Figure dataset records
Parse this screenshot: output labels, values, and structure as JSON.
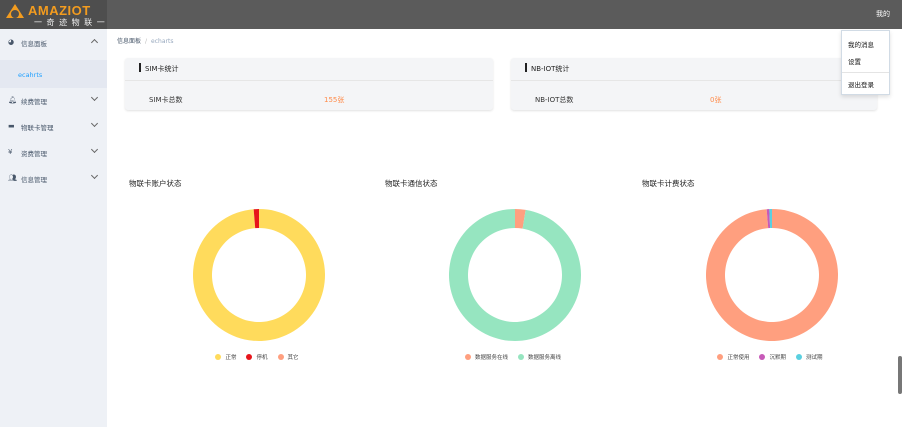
{
  "header": {
    "logo_text": "AMAZIOT",
    "logo_sub": "一 奇 迹 物 联 一",
    "user_menu_label": "我的"
  },
  "sidebar": {
    "items": [
      {
        "label": "信息面板",
        "icon": "dashboard-icon",
        "expanded": true
      },
      {
        "label": "续费管理",
        "icon": "bell-icon",
        "expanded": false
      },
      {
        "label": "物联卡管理",
        "icon": "card-icon",
        "expanded": false
      },
      {
        "label": "资费管理",
        "icon": "yen-icon",
        "expanded": false
      },
      {
        "label": "信息管理",
        "icon": "users-icon",
        "expanded": false
      }
    ],
    "active_sub": "ecahrts"
  },
  "breadcrumb": {
    "parent": "信息面板",
    "sep": "/",
    "current": "echarts"
  },
  "cards": {
    "sim": {
      "title": "SIM卡统计",
      "key": "SIM卡总数",
      "value": "155张"
    },
    "nb": {
      "title": "NB-IOT统计",
      "key": "NB-IOT总数",
      "value": "0张"
    }
  },
  "dropdown": {
    "items": [
      "我的消息",
      "设置",
      "退出登录"
    ]
  },
  "colors": {
    "accent": "#20a0ff",
    "value": "#ff8b4a",
    "yellow": "#ffdb5c",
    "red": "#e7151b",
    "salmon": "#ff9f7f",
    "green": "#96e5c0",
    "purple": "#c75ab8",
    "cyan": "#5ad0e0"
  },
  "chart_data": [
    {
      "type": "pie",
      "title": "物联卡账户状态",
      "categories": [
        "正常",
        "停机",
        "其它"
      ],
      "values": [
        153,
        2,
        0
      ],
      "colors": [
        "#ffdb5c",
        "#e7151b",
        "#ff9f7f"
      ],
      "donut": true,
      "legend": "bottom"
    },
    {
      "type": "pie",
      "title": "物联卡通信状态",
      "categories": [
        "数据服务在线",
        "数据服务离线"
      ],
      "values": [
        4,
        151
      ],
      "colors": [
        "#ff9f7f",
        "#96e5c0"
      ],
      "donut": true,
      "legend": "bottom"
    },
    {
      "type": "pie",
      "title": "物联卡计费状态",
      "categories": [
        "正常使用",
        "沉默期",
        "测试期"
      ],
      "values": [
        153,
        1,
        1
      ],
      "colors": [
        "#ff9f7f",
        "#c75ab8",
        "#5ad0e0"
      ],
      "donut": true,
      "legend": "bottom"
    }
  ]
}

**What you should do**
Copy every line of the entries above in which "title" occurs.

**Complete response**
      "title": "SIM卡统计",
      "title": "NB-IOT统计",
      "title": "物联卡账户状态",
      "title": "物联卡通信状态",
      "title": "物联卡计费状态",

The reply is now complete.